▶ Dataset items:
>> START

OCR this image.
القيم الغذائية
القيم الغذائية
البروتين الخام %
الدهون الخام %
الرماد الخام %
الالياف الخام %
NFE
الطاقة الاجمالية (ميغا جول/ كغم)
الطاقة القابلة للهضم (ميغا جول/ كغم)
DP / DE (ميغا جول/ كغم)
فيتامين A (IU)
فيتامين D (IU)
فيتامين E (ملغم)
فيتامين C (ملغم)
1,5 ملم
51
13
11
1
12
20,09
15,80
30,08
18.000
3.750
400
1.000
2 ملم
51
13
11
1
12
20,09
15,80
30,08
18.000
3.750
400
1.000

>> END

▶ Do this: Return all of the above records exactly, leaving no line out.

▶ Correct result:
OCR this image.
القيم الغذائية
القيم الغذائية
البروتين الخام %
الدهون الخام %
الرماد الخام %
الالياف الخام %
NFE
الطاقة الاجمالية (ميغا جول/ كغم)
الطاقة القابلة للهضم (ميغا جول/ كغم)
DP / DE (ميغا جول/ كغم)
فيتامين A (IU)
فيتامين D (IU)
فيتامين E (ملغم)
فيتامين C (ملغم)
1,5 ملم
51
13
11
1
12
20,09
15,80
30,08
18.000
3.750
400
1.000
2 ملم
51
13
11
1
12
20,09
15,80
30,08
18.000
3.750
400
1.000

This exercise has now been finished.